Given request → Work out the number of lines in the listing that include the string "Föregående". Reply with that number alone.

* * * * * * * * *

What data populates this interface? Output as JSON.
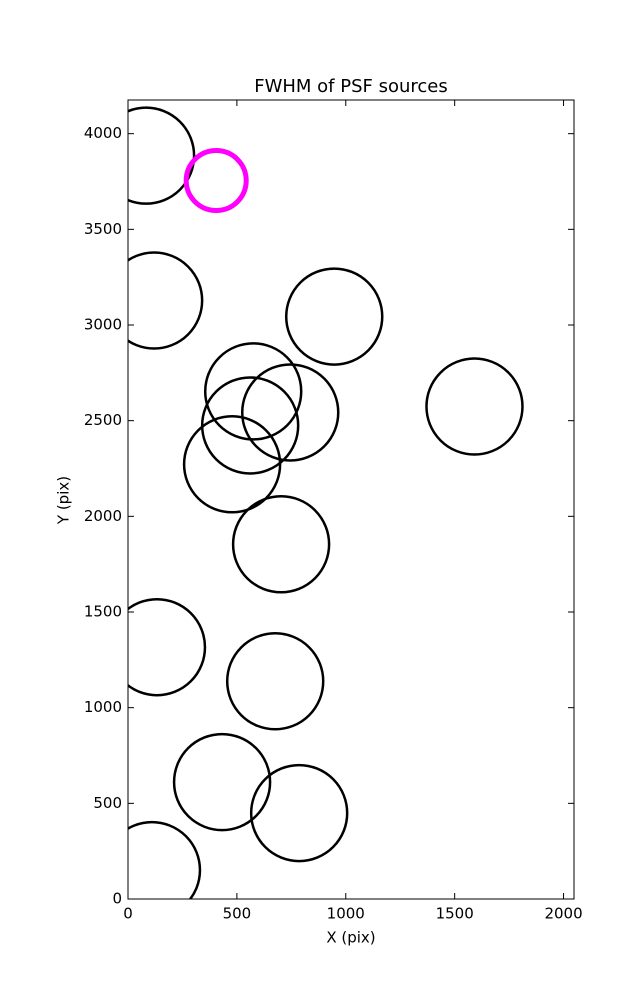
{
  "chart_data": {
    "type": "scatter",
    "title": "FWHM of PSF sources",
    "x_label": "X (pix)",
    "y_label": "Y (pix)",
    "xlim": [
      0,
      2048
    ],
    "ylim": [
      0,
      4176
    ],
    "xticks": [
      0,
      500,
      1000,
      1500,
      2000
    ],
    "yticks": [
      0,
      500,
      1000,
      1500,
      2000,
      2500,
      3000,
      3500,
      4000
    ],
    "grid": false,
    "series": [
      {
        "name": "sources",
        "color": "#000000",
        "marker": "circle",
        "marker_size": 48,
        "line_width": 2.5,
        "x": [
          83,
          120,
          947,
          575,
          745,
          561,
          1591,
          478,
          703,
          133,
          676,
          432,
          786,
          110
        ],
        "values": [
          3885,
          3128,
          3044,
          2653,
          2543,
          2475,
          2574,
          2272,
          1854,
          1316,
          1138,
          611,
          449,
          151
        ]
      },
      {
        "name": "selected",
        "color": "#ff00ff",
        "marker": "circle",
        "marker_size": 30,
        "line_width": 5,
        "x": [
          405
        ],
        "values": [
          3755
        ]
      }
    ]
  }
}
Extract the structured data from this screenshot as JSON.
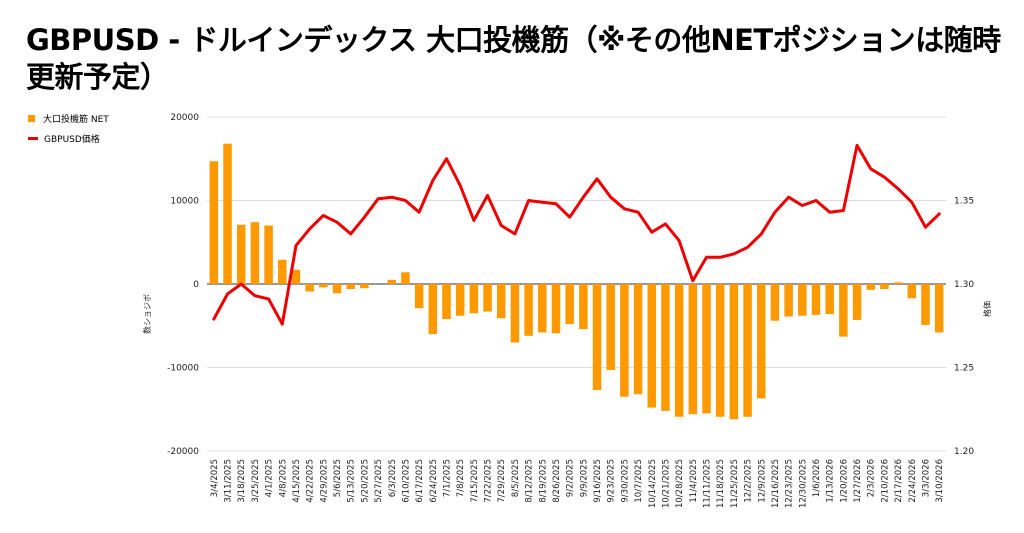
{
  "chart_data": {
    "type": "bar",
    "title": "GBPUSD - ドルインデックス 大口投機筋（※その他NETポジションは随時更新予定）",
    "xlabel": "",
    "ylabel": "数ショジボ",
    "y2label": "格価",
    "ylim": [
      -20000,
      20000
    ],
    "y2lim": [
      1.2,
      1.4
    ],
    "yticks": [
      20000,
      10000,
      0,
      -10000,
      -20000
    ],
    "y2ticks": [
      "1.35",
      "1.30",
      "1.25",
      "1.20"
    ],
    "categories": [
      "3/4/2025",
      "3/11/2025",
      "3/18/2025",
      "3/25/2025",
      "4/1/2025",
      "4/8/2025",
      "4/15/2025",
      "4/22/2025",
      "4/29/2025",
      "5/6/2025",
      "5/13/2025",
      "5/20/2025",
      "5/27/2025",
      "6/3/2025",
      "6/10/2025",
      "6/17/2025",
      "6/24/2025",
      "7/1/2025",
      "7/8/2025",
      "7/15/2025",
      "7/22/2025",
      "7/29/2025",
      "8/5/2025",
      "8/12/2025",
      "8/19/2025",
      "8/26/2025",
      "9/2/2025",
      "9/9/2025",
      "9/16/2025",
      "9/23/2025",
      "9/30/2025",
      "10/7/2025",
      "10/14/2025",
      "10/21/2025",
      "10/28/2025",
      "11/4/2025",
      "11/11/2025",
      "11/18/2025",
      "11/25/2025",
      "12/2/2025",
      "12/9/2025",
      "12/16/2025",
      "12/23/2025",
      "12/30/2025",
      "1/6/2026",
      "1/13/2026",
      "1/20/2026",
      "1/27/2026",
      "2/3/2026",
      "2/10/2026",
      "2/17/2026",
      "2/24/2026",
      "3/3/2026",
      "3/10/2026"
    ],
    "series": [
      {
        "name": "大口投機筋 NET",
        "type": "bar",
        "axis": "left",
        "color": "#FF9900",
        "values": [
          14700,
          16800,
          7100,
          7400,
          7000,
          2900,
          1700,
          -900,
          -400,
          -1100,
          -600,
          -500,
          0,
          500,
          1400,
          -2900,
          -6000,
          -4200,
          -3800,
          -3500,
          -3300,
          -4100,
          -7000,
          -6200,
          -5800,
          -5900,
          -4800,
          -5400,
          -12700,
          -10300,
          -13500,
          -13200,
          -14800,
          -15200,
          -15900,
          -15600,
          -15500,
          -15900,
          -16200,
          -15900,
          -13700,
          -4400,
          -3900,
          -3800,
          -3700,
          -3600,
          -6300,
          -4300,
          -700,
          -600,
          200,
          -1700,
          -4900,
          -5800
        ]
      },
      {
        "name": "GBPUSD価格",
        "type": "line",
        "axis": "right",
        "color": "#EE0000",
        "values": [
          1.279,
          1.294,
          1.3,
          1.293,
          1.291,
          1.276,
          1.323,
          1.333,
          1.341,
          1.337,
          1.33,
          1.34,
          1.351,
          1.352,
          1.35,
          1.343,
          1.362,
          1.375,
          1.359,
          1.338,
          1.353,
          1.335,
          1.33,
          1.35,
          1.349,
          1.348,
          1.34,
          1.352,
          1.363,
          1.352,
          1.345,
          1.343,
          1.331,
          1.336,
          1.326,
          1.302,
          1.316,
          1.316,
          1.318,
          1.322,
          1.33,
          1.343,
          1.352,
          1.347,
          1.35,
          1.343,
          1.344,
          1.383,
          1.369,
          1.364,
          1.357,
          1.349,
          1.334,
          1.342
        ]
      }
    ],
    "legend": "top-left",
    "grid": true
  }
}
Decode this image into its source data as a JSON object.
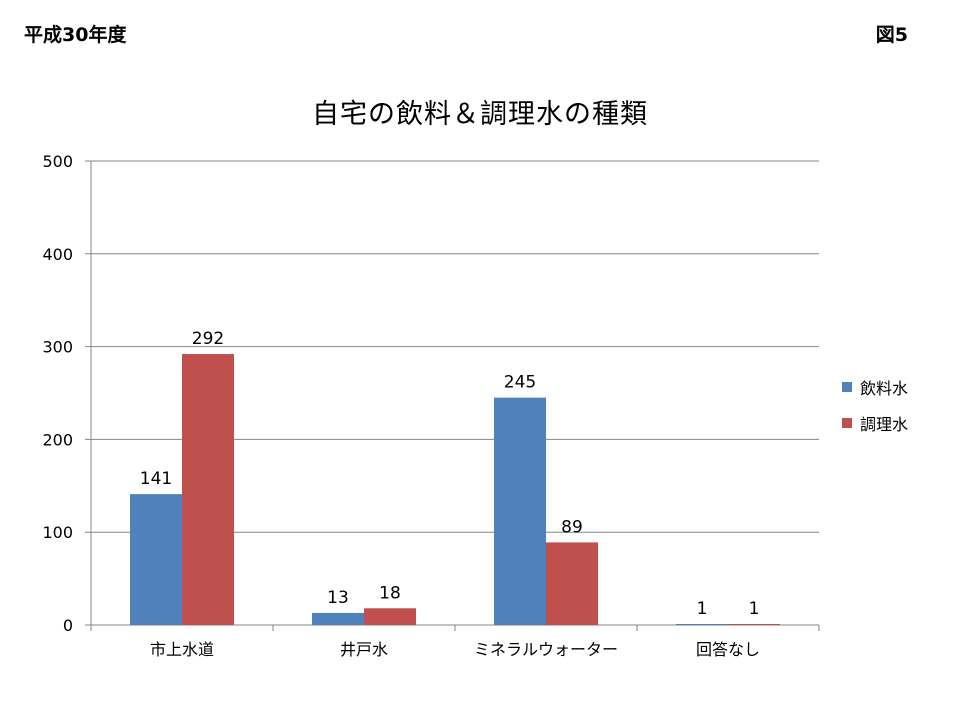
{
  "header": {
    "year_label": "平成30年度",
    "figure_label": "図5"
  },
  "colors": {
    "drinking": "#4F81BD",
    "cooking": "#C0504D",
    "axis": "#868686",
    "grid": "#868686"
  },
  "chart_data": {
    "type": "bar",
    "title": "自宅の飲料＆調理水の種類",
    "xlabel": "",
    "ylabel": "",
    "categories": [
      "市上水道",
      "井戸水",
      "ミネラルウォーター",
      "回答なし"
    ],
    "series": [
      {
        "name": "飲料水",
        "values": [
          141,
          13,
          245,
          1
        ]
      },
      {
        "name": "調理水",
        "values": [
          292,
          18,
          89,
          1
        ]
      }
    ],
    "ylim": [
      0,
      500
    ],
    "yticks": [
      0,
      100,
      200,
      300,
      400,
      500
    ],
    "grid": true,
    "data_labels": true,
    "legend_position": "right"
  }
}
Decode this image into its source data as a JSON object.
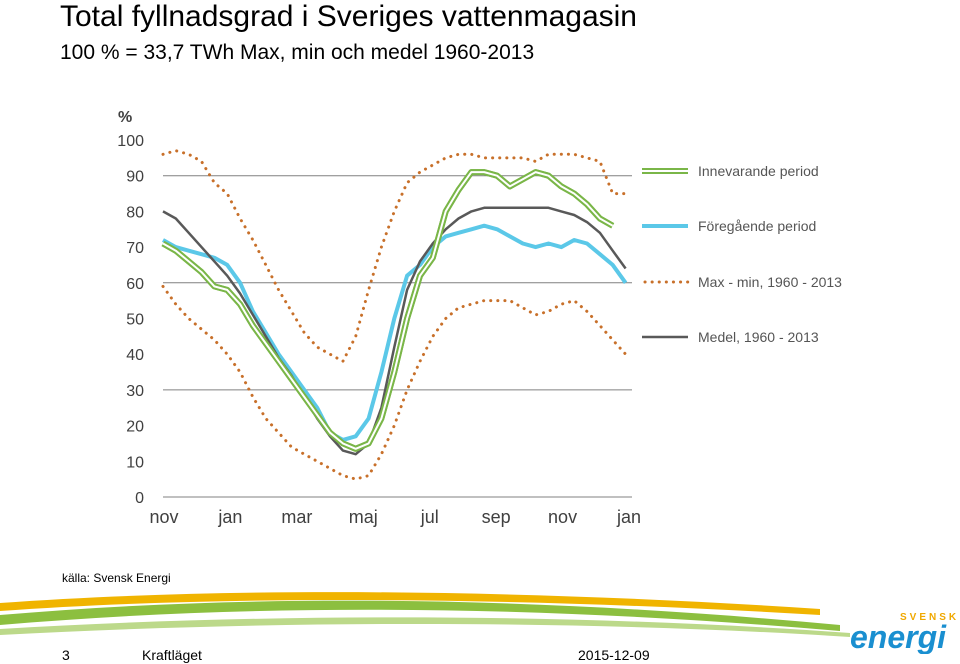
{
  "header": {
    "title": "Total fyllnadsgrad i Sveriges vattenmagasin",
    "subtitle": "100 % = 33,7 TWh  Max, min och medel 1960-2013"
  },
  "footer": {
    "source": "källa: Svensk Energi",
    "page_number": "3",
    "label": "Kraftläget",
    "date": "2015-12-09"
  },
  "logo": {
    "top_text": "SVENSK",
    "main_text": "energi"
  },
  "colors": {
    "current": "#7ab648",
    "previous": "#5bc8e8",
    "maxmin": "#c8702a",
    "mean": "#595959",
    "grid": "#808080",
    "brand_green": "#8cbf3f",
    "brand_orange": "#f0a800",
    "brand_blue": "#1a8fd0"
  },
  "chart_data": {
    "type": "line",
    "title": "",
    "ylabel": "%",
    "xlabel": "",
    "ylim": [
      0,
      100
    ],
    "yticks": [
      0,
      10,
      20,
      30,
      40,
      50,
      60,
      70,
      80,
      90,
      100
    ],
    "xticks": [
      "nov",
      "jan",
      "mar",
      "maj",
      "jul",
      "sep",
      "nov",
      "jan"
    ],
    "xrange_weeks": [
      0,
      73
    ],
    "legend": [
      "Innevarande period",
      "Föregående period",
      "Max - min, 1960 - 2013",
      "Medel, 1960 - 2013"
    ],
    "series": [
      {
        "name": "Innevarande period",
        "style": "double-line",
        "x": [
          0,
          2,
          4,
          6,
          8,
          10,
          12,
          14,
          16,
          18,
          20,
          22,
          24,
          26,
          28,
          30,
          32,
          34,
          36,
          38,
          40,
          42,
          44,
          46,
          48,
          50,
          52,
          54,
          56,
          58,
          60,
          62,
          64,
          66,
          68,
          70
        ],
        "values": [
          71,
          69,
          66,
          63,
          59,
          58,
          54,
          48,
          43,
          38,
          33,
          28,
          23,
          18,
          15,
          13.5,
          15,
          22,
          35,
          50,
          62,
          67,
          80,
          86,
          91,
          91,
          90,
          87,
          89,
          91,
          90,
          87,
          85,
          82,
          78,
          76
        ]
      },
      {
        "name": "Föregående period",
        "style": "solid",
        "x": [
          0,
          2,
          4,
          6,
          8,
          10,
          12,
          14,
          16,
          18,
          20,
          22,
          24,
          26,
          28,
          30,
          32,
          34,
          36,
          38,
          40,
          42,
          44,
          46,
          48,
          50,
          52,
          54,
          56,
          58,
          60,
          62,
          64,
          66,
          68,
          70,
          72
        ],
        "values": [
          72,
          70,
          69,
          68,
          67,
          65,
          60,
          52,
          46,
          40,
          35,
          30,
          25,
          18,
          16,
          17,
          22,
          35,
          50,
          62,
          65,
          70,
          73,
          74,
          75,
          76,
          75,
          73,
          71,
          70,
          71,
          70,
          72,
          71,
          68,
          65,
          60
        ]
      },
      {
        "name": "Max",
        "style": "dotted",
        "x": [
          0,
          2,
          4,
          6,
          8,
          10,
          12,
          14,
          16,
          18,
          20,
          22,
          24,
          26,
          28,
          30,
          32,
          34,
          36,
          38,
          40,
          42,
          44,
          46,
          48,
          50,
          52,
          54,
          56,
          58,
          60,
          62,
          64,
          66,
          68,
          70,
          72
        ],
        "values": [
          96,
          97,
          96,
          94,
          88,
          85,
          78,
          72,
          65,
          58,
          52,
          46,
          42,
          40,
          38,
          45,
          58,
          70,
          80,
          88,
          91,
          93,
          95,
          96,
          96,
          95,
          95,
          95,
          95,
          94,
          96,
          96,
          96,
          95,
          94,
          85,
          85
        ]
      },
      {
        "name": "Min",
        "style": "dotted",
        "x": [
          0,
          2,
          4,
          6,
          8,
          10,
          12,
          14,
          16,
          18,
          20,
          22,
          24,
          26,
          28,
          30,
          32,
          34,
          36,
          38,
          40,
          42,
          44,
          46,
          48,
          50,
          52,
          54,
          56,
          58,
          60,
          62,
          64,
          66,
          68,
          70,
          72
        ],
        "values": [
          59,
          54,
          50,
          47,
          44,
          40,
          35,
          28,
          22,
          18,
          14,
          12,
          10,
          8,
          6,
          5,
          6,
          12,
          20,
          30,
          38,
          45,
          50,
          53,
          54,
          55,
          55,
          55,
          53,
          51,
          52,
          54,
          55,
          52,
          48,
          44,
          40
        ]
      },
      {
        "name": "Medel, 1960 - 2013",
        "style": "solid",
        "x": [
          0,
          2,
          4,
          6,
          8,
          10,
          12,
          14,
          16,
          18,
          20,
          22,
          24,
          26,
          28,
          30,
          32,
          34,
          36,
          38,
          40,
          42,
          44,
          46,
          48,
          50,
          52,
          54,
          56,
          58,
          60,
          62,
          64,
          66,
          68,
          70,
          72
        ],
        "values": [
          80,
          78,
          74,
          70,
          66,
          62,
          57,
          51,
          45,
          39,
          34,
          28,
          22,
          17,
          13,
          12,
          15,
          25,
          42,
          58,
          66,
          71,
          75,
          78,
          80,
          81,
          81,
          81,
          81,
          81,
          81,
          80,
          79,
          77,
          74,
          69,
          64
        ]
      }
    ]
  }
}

* * * * * * * * *

Solution → 2